Return each line of the data below verbatim; pictures are to be left out.

═══ Dataset records ═══

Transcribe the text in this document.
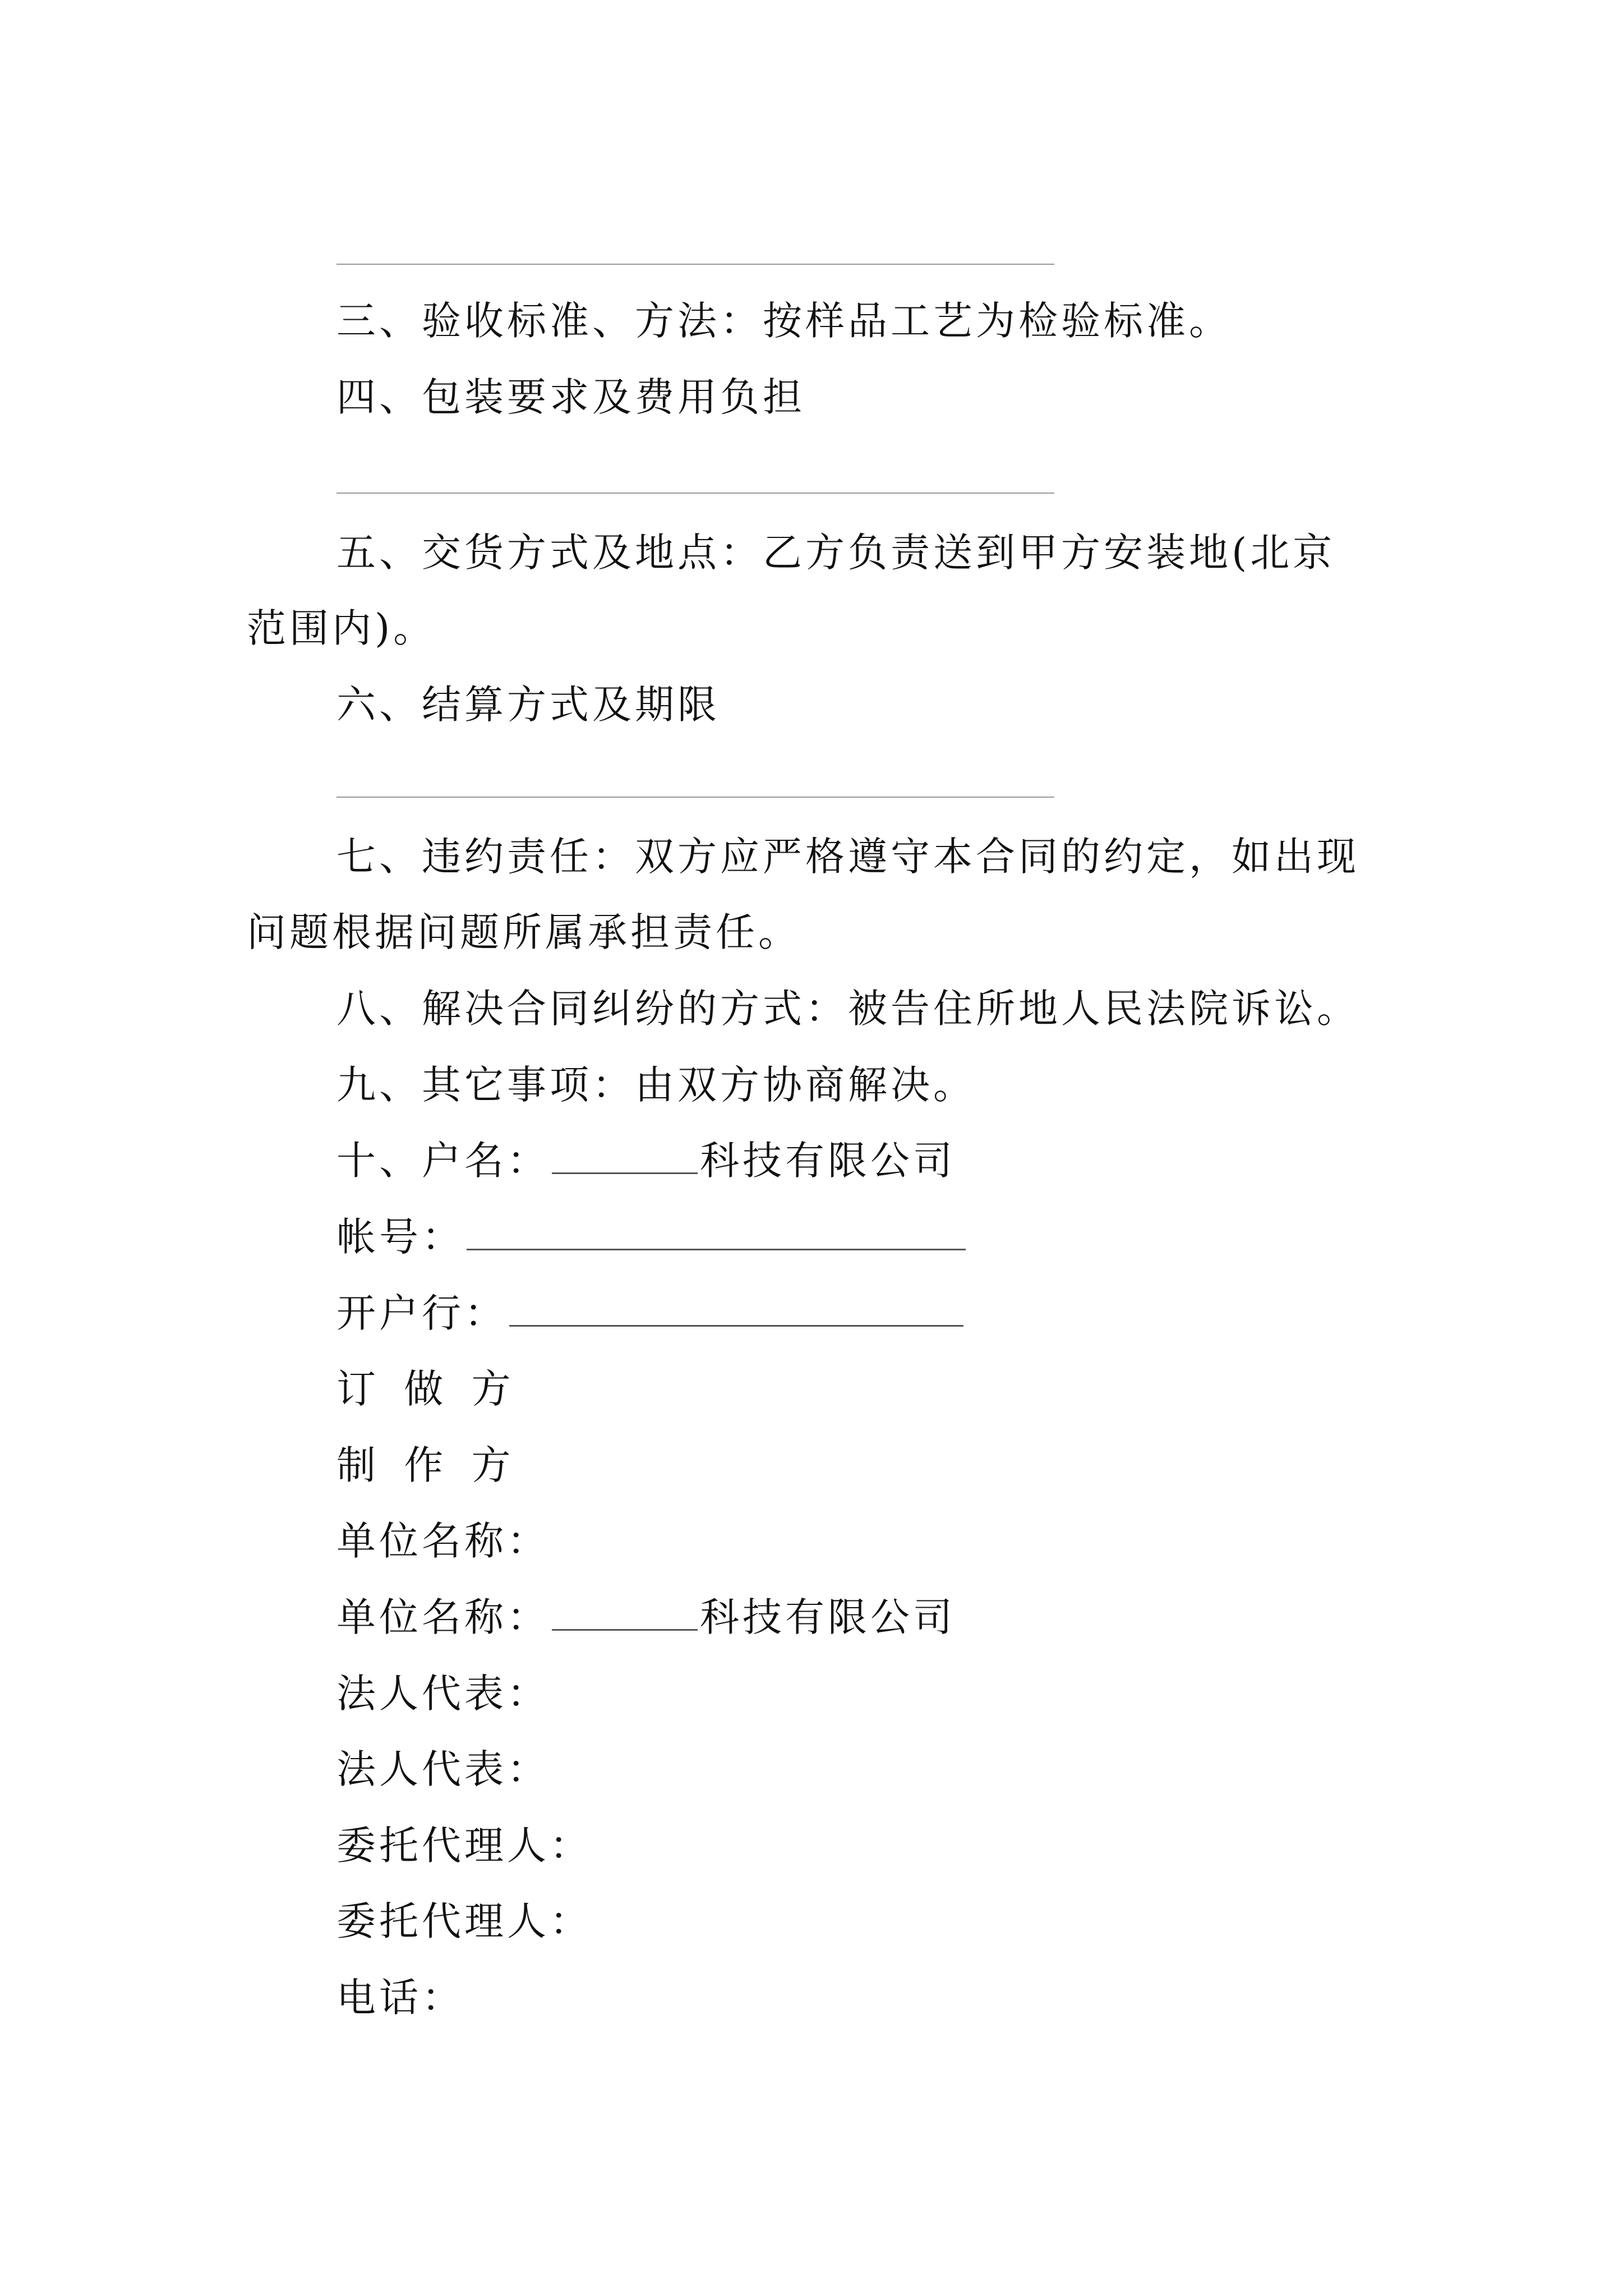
三、验收标准、方法：按样品工艺为检验标准。
四、包装要求及费用负担
五、交货方式及地点：乙方负责送到甲方安装地(北京
范围内)。
六、结算方式及期限
七、违约责任：双方应严格遵守本合同的约定，如出现
问题根据问题所属承担责任。
八、解决合同纠纷的方式：被告住所地人民法院诉讼。
九、其它事项：由双方协商解决。
十、户名：	科技有限公司
帐号：
开户行：
订 做 方
制 作 方
单位名称：
单位名称：	科技有限公司
法人代表：
法人代表：
委托代理人：
委托代理人：
电话：
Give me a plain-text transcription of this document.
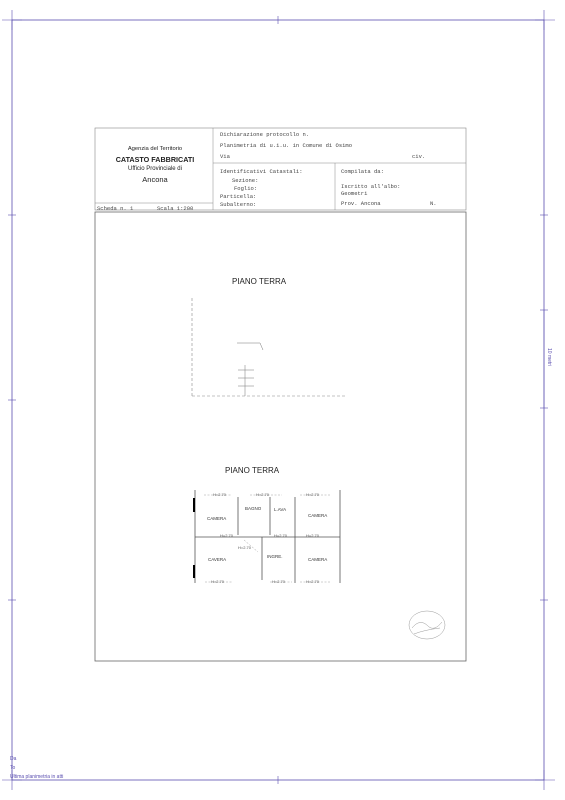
Agenzia del Territorio
CATASTO FABBRICATI
Ufficio Provinciale di
Ancona
Dichiarazione protocollo n.
Planimetria di u.i.u. in Comune di Osimo
Via	civ.
Identificativi Catastali:
Sezione:
Foglio:
Particella:
Subalterno:
Compilata da:
Iscritto all'albo:
Geometri
Prov. Ancona	N.
Scheda n. 1	Scala 1:200
PIANO TERRA
PIANO TERRA
BAGNO	L.AVA
CAMERA
CAMERA
CAVERA
INGRE.
CAMERA
H=2.70	H=2.70	H=2.70
H=2.70	H=2.70	H=2.70
H=2.70
H=2.70	H=2.70	H=2.70
10 metri
Da
To
Ultima planimetria in atti
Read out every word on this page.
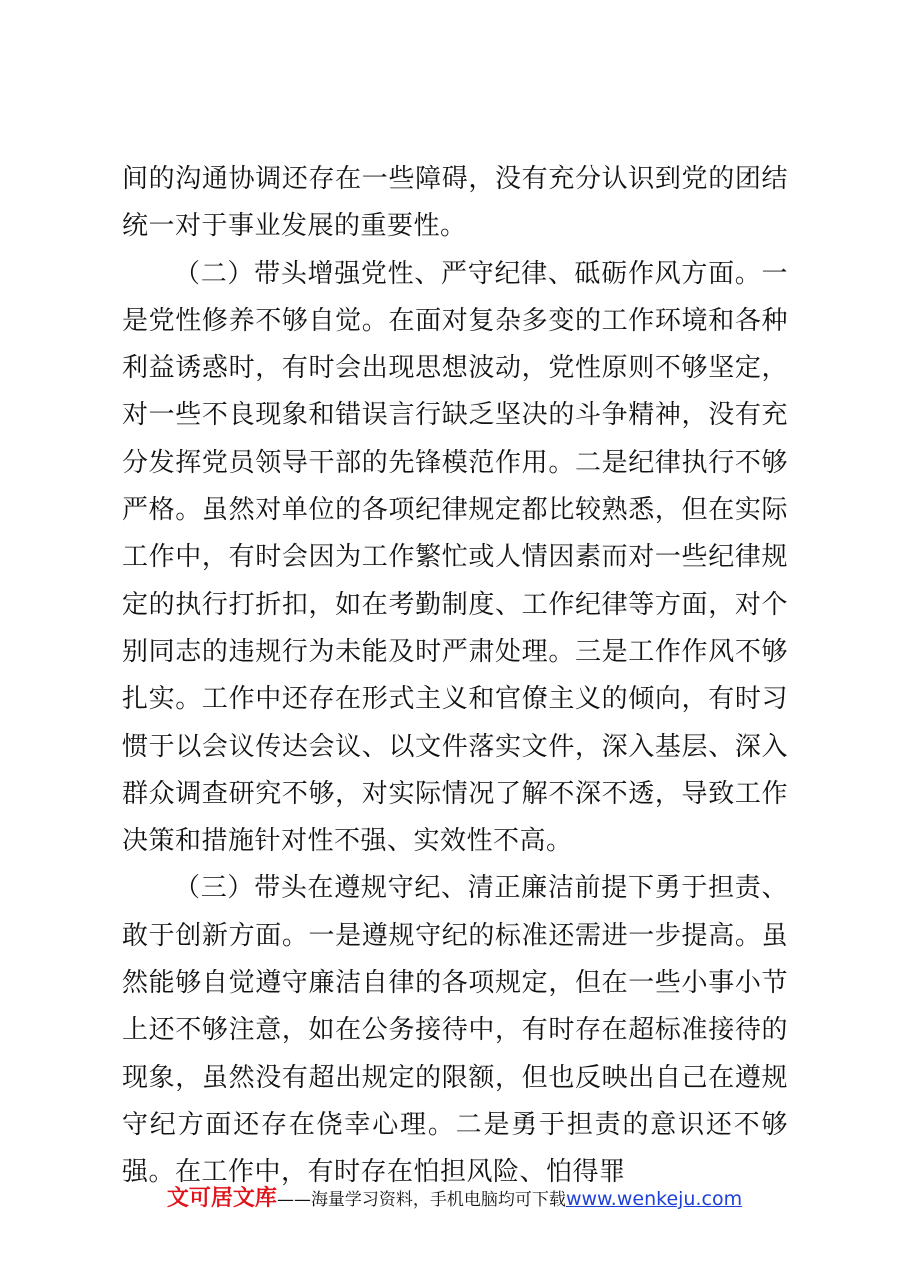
间的沟通协调还存在一些障碍，没有充分认识到党的团结统一对于事业发展的重要性。

（二）带头增强党性、严守纪律、砥砺作风方面。一是党性修养不够自觉。在面对复杂多变的工作环境和各种利益诱惑时，有时会出现思想波动，党性原则不够坚定，对一些不良现象和错误言行缺乏坚决的斗争精神，没有充分发挥党员领导干部的先锋模范作用。二是纪律执行不够严格。虽然对单位的各项纪律规定都比较熟悉，但在实际工作中，有时会因为工作繁忙或人情因素而对一些纪律规定的执行打折扣，如在考勤制度、工作纪律等方面，对个别同志的违规行为未能及时严肃处理。三是工作作风不够扎实。工作中还存在形式主义和官僚主义的倾向，有时习惯于以会议传达会议、以文件落实文件，深入基层、深入群众调查研究不够，对实际情况了解不深不透，导致工作决策和措施针对性不强、实效性不高。

（三）带头在遵规守纪、清正廉洁前提下勇于担责、敢于创新方面。一是遵规守纪的标准还需进一步提高。虽然能够自觉遵守廉洁自律的各项规定，但在一些小事小节上还不够注意，如在公务接待中，有时存在超标准接待的现象，虽然没有超出规定的限额，但也反映出自己在遵规守纪方面还存在侥幸心理。二是勇于担责的意识还不够强。在工作中，有时存在怕担风险、怕得罪

文可居文库——海量学习资料，手机电脑均可下载www.wenkeju.com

═══

--- Exercise output ---
Transcribe the text in this document.
三、验收标准、方法：按样品工艺为检验标准。
四、包装要求及费用负担
五、交货方式及地点：乙方负责送到甲方安装地(北京
范围内)。
六、结算方式及期限
七、违约责任：双方应严格遵守本合同的约定，如出现
问题根据问题所属承担责任。
八、解决合同纠纷的方式：被告住所地人民法院诉讼。
九、其它事项：由双方协商解决。
十、户名：	科技有限公司
帐号：
开户行：
订 做 方
制 作 方
单位名称：
单位名称：	科技有限公司
法人代表：
法人代表：
委托代理人：
委托代理人：
电话：
Give me a plain-text transcription of this document.
Agenzia del Territorio
CATASTO FABBRICATI
Ufficio Provinciale di
Ancona
Dichiarazione protocollo n.
Planimetria di u.i.u. in Comune di Osimo
Via	civ.
Identificativi Catastali:
Sezione:
Foglio:
Particella:
Subalterno:
Compilata da:
Iscritto all'albo:
Geometri
Prov. Ancona	N.
Scheda n. 1	Scala 1:200
PIANO TERRA
PIANO TERRA
BAGNO	L.AVA
CAMERA
CAMERA
CAVERA
INGRE.
CAMERA
H=2.70	H=2.70	H=2.70
H=2.70	H=2.70	H=2.70
H=2.70
H=2.70	H=2.70	H=2.70
10 metri
Da
To
Ultima planimetria in atti
Read out every word on this page.
间的沟通协调还存在一些障碍，没有充分认识到党的团结统一对于事业发展的重要性。

（二）带头增强党性、严守纪律、砥砺作风方面。一是党性修养不够自觉。在面对复杂多变的工作环境和各种利益诱惑时，有时会出现思想波动，党性原则不够坚定，对一些不良现象和错误言行缺乏坚决的斗争精神，没有充分发挥党员领导干部的先锋模范作用。二是纪律执行不够严格。虽然对单位的各项纪律规定都比较熟悉，但在实际工作中，有时会因为工作繁忙或人情因素而对一些纪律规定的执行打折扣，如在考勤制度、工作纪律等方面，对个别同志的违规行为未能及时严肃处理。三是工作作风不够扎实。工作中还存在形式主义和官僚主义的倾向，有时习惯于以会议传达会议、以文件落实文件，深入基层、深入群众调查研究不够，对实际情况了解不深不透，导致工作决策和措施针对性不强、实效性不高。

（三）带头在遵规守纪、清正廉洁前提下勇于担责、敢于创新方面。一是遵规守纪的标准还需进一步提高。虽然能够自觉遵守廉洁自律的各项规定，但在一些小事小节上还不够注意，如在公务接待中，有时存在超标准接待的现象，虽然没有超出规定的限额，但也反映出自己在遵规守纪方面还存在侥幸心理。二是勇于担责的意识还不够强。在工作中，有时存在怕担风险、怕得罪

文可居文库——海量学习资料，手机电脑均可下载www.wenkeju.com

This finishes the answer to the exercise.